• **PROVIDED ENTRIES**:
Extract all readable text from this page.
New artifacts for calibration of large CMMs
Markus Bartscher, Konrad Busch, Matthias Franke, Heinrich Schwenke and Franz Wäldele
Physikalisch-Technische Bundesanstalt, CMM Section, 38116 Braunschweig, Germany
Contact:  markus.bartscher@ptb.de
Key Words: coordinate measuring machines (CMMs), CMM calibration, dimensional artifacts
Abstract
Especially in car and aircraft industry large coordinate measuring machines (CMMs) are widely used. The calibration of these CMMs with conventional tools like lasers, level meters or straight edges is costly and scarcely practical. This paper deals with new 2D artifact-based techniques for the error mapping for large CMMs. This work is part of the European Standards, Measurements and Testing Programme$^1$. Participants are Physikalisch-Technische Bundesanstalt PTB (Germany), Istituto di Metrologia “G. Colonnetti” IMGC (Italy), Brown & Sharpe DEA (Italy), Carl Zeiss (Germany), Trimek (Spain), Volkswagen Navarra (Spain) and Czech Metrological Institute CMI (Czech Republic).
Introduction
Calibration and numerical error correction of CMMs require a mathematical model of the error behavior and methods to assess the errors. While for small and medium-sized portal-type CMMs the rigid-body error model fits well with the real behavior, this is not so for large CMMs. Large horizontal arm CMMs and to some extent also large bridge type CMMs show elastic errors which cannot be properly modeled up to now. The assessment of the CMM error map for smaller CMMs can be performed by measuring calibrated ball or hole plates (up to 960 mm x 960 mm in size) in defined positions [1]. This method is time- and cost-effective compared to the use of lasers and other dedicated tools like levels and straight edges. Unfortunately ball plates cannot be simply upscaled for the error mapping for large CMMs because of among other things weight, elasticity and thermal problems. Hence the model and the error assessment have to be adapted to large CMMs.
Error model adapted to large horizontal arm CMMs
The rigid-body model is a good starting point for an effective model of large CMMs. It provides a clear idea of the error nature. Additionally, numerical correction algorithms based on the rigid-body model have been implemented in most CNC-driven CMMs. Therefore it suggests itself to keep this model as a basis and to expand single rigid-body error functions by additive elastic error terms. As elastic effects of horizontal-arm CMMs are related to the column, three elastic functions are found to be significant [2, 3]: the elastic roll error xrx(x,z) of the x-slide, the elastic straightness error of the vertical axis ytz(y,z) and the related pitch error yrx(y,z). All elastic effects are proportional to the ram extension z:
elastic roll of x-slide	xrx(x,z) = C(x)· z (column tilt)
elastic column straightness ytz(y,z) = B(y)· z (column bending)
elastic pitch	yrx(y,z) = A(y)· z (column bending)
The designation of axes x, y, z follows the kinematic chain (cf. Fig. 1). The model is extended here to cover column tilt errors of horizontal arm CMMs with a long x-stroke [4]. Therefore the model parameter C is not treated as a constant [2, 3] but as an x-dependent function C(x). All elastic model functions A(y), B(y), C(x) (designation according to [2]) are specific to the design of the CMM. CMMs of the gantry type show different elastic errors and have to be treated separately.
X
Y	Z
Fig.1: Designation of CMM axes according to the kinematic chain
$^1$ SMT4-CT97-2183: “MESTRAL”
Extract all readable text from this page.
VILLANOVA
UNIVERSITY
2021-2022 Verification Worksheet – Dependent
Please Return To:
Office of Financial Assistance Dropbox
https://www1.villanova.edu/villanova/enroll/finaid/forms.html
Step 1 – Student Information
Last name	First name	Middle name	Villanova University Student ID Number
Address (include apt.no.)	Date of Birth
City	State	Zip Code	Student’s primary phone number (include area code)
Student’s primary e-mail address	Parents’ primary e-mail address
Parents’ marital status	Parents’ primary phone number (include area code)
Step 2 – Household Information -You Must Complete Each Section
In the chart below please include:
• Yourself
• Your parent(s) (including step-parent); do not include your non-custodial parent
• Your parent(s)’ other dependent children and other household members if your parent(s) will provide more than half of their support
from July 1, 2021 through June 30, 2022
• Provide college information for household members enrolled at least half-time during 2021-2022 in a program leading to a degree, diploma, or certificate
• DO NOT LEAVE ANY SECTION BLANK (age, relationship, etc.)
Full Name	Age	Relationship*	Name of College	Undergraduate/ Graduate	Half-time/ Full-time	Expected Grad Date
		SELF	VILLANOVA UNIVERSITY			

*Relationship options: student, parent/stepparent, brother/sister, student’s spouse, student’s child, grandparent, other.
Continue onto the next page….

• **INSTRUCTION**: Every line above should be printed again exactly as it stands.

• **FINISHED TASK**:
Extract all readable text from this page.
New artifacts for calibration of large CMMs
Markus Bartscher, Konrad Busch, Matthias Franke, Heinrich Schwenke and Franz Wäldele
Physikalisch-Technische Bundesanstalt, CMM Section, 38116 Braunschweig, Germany
Contact:  markus.bartscher@ptb.de
Key Words: coordinate measuring machines (CMMs), CMM calibration, dimensional artifacts
Abstract
Especially in car and aircraft industry large coordinate measuring machines (CMMs) are widely used. The calibration of these CMMs with conventional tools like lasers, level meters or straight edges is costly and scarcely practical. This paper deals with new 2D artifact-based techniques for the error mapping for large CMMs. This work is part of the European Standards, Measurements and Testing Programme$^1$. Participants are Physikalisch-Technische Bundesanstalt PTB (Germany), Istituto di Metrologia “G. Colonnetti” IMGC (Italy), Brown & Sharpe DEA (Italy), Carl Zeiss (Germany), Trimek (Spain), Volkswagen Navarra (Spain) and Czech Metrological Institute CMI (Czech Republic).
Introduction
Calibration and numerical error correction of CMMs require a mathematical model of the error behavior and methods to assess the errors. While for small and medium-sized portal-type CMMs the rigid-body error model fits well with the real behavior, this is not so for large CMMs. Large horizontal arm CMMs and to some extent also large bridge type CMMs show elastic errors which cannot be properly modeled up to now. The assessment of the CMM error map for smaller CMMs can be performed by measuring calibrated ball or hole plates (up to 960 mm x 960 mm in size) in defined positions [1]. This method is time- and cost-effective compared to the use of lasers and other dedicated tools like levels and straight edges. Unfortunately ball plates cannot be simply upscaled for the error mapping for large CMMs because of among other things weight, elasticity and thermal problems. Hence the model and the error assessment have to be adapted to large CMMs.
Error model adapted to large horizontal arm CMMs
The rigid-body model is a good starting point for an effective model of large CMMs. It provides a clear idea of the error nature. Additionally, numerical correction algorithms based on the rigid-body model have been implemented in most CNC-driven CMMs. Therefore it suggests itself to keep this model as a basis and to expand single rigid-body error functions by additive elastic error terms. As elastic effects of horizontal-arm CMMs are related to the column, three elastic functions are found to be significant [2, 3]: the elastic roll error xrx(x,z) of the x-slide, the elastic straightness error of the vertical axis ytz(y,z) and the related pitch error yrx(y,z). All elastic effects are proportional to the ram extension z:
elastic roll of x-slide	xrx(x,z) = C(x)· z (column tilt)
elastic column straightness ytz(y,z) = B(y)· z (column bending)
elastic pitch	yrx(y,z) = A(y)· z (column bending)
The designation of axes x, y, z follows the kinematic chain (cf. Fig. 1). The model is extended here to cover column tilt errors of horizontal arm CMMs with a long x-stroke [4]. Therefore the model parameter C is not treated as a constant [2, 3] but as an x-dependent function C(x). All elastic model functions A(y), B(y), C(x) (designation according to [2]) are specific to the design of the CMM. CMMs of the gantry type show different elastic errors and have to be treated separately.
X
Y	Z
Fig.1: Designation of CMM axes according to the kinematic chain
$^1$ SMT4-CT97-2183: “MESTRAL”
Extract all readable text from this page.
VILLANOVA
UNIVERSITY
2021-2022 Verification Worksheet – Dependent
Please Return To:
Office of Financial Assistance Dropbox
https://www1.villanova.edu/villanova/enroll/finaid/forms.html
Step 1 – Student Information
Last name	First name	Middle name	Villanova University Student ID Number
Address (include apt.no.)	Date of Birth
City	State	Zip Code	Student’s primary phone number (include area code)
Student’s primary e-mail address	Parents’ primary e-mail address
Parents’ marital status	Parents’ primary phone number (include area code)
Step 2 – Household Information -You Must Complete Each Section
In the chart below please include:
• Yourself
• Your parent(s) (including step-parent); do not include your non-custodial parent
• Your parent(s)’ other dependent children and other household members if your parent(s) will provide more than half of their support
from July 1, 2021 through June 30, 2022
• Provide college information for household members enrolled at least half-time during 2021-2022 in a program leading to a degree, diploma, or certificate
• DO NOT LEAVE ANY SECTION BLANK (age, relationship, etc.)
Full Name	Age	Relationship*	Name of College	Undergraduate/ Graduate	Half-time/ Full-time	Expected Grad Date
		SELF	VILLANOVA UNIVERSITY			

*Relationship options: student, parent/stepparent, brother/sister, student’s spouse, student’s child, grandparent, other.
Continue onto the next page….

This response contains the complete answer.